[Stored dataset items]
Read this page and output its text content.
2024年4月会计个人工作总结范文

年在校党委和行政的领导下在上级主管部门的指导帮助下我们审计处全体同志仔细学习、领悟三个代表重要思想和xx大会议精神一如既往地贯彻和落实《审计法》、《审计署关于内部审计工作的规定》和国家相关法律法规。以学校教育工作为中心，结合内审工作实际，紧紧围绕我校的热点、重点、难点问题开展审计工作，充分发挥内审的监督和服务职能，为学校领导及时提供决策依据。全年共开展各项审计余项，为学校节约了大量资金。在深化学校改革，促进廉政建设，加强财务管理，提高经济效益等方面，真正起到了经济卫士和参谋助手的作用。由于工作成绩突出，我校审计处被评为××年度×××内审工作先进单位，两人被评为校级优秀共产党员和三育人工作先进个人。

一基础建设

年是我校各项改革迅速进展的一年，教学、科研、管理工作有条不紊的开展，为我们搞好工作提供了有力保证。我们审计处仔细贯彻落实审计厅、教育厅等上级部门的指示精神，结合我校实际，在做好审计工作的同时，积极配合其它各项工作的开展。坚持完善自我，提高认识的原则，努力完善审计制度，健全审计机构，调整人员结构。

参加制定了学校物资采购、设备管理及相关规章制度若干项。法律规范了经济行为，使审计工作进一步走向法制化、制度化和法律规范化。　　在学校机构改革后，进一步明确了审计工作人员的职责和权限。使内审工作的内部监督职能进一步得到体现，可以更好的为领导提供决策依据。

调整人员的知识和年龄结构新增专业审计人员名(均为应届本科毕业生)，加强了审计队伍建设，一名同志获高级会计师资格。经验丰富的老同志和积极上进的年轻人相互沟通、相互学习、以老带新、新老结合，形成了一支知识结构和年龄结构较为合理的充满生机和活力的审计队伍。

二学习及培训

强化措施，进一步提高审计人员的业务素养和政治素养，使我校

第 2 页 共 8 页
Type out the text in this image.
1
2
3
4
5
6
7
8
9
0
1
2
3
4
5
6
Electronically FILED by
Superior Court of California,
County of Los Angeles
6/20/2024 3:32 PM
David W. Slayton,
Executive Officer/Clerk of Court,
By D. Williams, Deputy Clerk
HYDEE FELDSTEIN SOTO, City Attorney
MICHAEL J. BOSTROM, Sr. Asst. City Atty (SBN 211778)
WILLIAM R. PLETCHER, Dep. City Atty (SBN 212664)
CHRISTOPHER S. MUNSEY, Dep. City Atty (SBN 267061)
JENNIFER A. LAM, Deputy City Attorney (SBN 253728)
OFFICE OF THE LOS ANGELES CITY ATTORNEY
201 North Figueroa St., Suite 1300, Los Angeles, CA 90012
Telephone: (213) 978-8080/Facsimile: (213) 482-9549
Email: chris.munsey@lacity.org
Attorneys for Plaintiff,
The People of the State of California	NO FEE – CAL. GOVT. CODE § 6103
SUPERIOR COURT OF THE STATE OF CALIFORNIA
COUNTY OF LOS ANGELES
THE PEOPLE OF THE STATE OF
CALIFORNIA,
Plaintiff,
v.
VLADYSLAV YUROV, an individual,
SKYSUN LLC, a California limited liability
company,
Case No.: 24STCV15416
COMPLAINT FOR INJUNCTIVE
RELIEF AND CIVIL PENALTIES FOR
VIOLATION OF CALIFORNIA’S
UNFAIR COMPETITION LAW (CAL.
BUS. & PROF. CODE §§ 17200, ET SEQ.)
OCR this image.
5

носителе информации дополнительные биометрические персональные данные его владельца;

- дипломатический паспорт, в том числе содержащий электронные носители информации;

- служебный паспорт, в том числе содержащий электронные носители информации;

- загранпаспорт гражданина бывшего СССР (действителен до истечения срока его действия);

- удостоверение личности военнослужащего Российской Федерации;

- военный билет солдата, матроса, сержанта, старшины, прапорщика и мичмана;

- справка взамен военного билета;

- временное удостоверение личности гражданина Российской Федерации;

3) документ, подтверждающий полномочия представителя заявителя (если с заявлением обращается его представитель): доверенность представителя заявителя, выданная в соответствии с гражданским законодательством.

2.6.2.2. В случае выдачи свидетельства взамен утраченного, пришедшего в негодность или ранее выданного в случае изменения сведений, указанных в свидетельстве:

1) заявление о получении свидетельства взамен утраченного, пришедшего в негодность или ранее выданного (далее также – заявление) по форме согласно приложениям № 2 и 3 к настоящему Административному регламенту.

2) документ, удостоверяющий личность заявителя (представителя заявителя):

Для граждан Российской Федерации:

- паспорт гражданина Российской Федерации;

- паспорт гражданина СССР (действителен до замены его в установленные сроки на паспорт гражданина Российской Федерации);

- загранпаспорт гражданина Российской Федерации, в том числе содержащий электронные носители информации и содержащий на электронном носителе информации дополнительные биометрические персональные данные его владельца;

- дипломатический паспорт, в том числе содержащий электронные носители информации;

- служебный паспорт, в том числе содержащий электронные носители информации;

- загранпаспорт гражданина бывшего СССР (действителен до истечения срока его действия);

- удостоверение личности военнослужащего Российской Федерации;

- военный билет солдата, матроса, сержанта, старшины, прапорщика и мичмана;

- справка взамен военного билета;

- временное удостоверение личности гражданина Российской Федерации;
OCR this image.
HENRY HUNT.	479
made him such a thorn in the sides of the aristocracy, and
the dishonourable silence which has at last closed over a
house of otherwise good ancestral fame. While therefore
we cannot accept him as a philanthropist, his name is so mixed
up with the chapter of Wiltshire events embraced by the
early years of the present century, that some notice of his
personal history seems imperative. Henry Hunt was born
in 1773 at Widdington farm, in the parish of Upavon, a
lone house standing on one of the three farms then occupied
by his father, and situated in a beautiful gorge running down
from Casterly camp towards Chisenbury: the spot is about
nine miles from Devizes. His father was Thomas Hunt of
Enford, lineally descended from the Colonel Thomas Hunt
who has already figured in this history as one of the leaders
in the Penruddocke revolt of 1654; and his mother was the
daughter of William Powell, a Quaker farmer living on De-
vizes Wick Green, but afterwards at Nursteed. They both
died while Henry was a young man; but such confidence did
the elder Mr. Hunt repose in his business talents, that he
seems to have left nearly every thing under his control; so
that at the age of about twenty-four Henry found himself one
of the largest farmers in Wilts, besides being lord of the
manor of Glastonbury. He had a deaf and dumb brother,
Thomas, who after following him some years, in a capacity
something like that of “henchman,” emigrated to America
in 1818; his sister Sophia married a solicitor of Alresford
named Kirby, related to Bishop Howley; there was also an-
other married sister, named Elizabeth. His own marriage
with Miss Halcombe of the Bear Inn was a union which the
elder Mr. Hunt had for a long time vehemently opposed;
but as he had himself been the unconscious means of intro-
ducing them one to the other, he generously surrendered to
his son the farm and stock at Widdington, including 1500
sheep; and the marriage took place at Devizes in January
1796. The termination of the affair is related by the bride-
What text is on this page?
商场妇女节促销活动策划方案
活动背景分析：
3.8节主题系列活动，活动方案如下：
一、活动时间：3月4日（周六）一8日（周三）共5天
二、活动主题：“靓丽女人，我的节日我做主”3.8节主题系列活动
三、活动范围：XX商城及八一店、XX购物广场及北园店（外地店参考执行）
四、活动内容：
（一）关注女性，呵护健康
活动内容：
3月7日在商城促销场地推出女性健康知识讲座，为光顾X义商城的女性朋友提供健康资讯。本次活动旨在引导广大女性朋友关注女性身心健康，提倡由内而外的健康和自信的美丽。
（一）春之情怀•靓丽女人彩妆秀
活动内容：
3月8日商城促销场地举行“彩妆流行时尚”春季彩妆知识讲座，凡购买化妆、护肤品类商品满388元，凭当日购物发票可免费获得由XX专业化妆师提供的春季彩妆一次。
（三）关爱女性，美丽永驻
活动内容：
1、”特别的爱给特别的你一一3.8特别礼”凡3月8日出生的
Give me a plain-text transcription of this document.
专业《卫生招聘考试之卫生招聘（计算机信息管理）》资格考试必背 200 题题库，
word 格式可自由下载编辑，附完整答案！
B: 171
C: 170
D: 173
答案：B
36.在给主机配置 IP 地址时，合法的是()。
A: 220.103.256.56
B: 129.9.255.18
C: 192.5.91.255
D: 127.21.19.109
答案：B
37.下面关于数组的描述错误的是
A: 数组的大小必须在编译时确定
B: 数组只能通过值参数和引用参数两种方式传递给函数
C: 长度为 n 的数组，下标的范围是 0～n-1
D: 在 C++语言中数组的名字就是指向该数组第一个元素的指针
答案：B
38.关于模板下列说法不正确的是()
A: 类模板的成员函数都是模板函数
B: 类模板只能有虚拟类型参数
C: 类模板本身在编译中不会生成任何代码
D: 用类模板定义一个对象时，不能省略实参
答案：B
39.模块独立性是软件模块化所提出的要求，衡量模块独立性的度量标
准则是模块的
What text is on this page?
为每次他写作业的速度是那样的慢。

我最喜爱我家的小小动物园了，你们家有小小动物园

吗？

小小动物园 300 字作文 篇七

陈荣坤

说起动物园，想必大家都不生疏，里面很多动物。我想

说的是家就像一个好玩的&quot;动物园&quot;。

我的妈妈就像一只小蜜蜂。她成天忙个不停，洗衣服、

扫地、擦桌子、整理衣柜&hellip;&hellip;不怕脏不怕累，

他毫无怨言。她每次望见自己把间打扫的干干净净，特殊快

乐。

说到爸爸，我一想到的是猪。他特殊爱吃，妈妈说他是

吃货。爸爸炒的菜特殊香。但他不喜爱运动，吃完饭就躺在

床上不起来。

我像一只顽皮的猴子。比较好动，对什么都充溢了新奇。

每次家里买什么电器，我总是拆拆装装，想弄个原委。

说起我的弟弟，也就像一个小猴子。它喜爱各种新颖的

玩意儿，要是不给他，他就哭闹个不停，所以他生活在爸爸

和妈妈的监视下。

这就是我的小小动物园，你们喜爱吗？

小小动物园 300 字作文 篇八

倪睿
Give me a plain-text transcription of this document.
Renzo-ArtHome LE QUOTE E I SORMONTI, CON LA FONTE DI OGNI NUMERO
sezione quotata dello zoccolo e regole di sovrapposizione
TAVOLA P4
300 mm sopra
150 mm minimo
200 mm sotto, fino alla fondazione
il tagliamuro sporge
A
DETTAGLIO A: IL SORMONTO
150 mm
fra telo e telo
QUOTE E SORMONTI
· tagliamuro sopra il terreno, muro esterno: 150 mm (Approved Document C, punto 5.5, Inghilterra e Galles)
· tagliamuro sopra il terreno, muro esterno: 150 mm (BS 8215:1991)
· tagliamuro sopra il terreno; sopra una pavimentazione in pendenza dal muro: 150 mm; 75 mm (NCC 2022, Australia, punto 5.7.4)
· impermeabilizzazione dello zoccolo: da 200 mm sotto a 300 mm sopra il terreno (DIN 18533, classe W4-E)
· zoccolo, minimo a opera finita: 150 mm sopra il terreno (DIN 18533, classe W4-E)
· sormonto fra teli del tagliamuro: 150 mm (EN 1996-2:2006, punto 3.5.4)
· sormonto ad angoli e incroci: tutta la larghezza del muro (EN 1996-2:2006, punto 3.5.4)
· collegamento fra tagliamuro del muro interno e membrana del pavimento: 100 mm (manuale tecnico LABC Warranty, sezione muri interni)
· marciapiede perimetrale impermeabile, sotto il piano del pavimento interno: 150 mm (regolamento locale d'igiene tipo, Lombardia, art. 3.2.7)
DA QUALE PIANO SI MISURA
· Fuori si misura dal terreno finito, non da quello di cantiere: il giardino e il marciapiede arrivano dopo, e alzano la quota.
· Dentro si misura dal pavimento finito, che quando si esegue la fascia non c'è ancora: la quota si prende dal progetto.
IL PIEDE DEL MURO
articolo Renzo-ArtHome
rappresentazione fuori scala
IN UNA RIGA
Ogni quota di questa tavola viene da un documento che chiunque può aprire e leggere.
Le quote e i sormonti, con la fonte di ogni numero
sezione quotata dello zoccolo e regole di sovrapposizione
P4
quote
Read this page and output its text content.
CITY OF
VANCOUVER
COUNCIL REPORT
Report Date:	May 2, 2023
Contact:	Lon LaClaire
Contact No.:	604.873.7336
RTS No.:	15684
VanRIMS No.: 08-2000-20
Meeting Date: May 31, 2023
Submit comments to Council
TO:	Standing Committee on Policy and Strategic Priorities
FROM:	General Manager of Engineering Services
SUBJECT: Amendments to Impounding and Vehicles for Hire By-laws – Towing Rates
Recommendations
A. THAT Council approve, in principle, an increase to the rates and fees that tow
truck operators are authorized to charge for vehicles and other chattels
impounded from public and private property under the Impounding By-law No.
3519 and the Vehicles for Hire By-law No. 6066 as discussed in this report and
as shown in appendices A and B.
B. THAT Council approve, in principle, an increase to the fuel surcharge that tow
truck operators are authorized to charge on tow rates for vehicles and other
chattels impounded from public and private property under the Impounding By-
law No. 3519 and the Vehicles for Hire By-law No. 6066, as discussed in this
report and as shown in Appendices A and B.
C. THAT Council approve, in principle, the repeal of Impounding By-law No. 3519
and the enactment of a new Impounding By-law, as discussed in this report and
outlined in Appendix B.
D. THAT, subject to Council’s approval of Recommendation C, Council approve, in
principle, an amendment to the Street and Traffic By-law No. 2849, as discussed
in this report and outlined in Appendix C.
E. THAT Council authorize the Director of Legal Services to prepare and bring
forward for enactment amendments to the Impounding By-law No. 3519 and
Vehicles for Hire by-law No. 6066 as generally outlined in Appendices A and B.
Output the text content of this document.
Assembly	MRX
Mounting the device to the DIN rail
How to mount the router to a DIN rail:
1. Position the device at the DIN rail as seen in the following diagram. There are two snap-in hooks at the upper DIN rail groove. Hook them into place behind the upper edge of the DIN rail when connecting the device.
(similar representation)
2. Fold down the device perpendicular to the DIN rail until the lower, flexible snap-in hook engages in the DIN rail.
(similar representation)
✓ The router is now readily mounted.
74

> Challenge:
What are the lines from the one with "Output the text content of this document." through the last line of the records above? Quote them exactly and add nothing.

> Answer for the task:
Output the text content of this document.
Assembly	MRX
Mounting the device to the DIN rail
How to mount the router to a DIN rail:
1. Position the device at the DIN rail as seen in the following diagram. There are two snap-in hooks at the upper DIN rail groove. Hook them into place behind the upper edge of the DIN rail when connecting the device.
(similar representation)
2. Fold down the device perpendicular to the DIN rail until the lower, flexible snap-in hook engages in the DIN rail.
(similar representation)
✓ The router is now readily mounted.
74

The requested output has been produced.